Out of all the lines below, count those with the word "icon". Give the number only.
BEGIN Raw records
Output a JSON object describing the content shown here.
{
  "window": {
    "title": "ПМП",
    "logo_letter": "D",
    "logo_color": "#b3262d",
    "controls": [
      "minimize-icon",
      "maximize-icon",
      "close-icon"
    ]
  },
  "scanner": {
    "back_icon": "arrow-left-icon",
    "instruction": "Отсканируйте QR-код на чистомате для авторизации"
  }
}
END Raw records
Response to this exercise
4